* **Records from a data collection**

------------------------------------------------

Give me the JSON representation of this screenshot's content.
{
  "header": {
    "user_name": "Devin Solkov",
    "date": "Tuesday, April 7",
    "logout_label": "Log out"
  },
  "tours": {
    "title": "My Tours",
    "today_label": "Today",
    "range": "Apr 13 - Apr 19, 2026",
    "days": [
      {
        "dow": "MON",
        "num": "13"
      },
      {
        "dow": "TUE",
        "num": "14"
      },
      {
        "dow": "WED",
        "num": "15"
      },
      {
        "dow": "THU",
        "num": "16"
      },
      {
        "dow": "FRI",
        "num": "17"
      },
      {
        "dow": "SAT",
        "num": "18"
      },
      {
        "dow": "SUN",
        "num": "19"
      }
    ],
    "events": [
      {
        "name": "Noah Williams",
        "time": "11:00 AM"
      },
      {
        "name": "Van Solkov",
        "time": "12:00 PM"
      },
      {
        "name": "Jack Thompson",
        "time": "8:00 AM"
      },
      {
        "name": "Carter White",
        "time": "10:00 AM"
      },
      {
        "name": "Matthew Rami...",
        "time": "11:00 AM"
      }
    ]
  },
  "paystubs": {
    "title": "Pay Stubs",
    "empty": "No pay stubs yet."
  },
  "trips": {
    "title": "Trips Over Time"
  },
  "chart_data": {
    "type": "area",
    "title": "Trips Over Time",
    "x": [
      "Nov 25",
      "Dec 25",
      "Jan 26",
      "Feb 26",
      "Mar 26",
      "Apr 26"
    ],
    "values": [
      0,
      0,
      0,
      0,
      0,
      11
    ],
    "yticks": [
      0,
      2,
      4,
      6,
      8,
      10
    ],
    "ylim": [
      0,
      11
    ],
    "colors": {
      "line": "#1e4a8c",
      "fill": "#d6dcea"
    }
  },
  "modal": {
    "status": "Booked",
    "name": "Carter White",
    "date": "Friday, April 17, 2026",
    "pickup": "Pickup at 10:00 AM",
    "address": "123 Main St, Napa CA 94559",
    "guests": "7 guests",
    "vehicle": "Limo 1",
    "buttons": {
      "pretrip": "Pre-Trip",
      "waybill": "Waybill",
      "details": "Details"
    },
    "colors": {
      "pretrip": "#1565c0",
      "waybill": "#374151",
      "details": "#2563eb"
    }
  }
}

------------------------------------------------

* **Your goal**
Write out every record shown above, word for word.

* **Written response**
Give me the JSON representation of this screenshot's content.
{
  "header": {
    "user_name": "Devin Solkov",
    "date": "Tuesday, April 7",
    "logout_label": "Log out"
  },
  "tours": {
    "title": "My Tours",
    "today_label": "Today",
    "range": "Apr 13 - Apr 19, 2026",
    "days": [
      {
        "dow": "MON",
        "num": "13"
      },
      {
        "dow": "TUE",
        "num": "14"
      },
      {
        "dow": "WED",
        "num": "15"
      },
      {
        "dow": "THU",
        "num": "16"
      },
      {
        "dow": "FRI",
        "num": "17"
      },
      {
        "dow": "SAT",
        "num": "18"
      },
      {
        "dow": "SUN",
        "num": "19"
      }
    ],
    "events": [
      {
        "name": "Noah Williams",
        "time": "11:00 AM"
      },
      {
        "name": "Van Solkov",
        "time": "12:00 PM"
      },
      {
        "name": "Jack Thompson",
        "time": "8:00 AM"
      },
      {
        "name": "Carter White",
        "time": "10:00 AM"
      },
      {
        "name": "Matthew Rami...",
        "time": "11:00 AM"
      }
    ]
  },
  "paystubs": {
    "title": "Pay Stubs",
    "empty": "No pay stubs yet."
  },
  "trips": {
    "title": "Trips Over Time"
  },
  "chart_data": {
    "type": "area",
    "title": "Trips Over Time",
    "x": [
      "Nov 25",
      "Dec 25",
      "Jan 26",
      "Feb 26",
      "Mar 26",
      "Apr 26"
    ],
    "values": [
      0,
      0,
      0,
      0,
      0,
      11
    ],
    "yticks": [
      0,
      2,
      4,
      6,
      8,
      10
    ],
    "ylim": [
      0,
      11
    ],
    "colors": {
      "line": "#1e4a8c",
      "fill": "#d6dcea"
    }
  },
  "modal": {
    "status": "Booked",
    "name": "Carter White",
    "date": "Friday, April 17, 2026",
    "pickup": "Pickup at 10:00 AM",
    "address": "123 Main St, Napa CA 94559",
    "guests": "7 guests",
    "vehicle": "Limo 1",
    "buttons": {
      "pretrip": "Pre-Trip",
      "waybill": "Waybill",
      "details": "Details"
    },
    "colors": {
      "pretrip": "#1565c0",
      "waybill": "#374151",
      "details": "#2563eb"
    }
  }
}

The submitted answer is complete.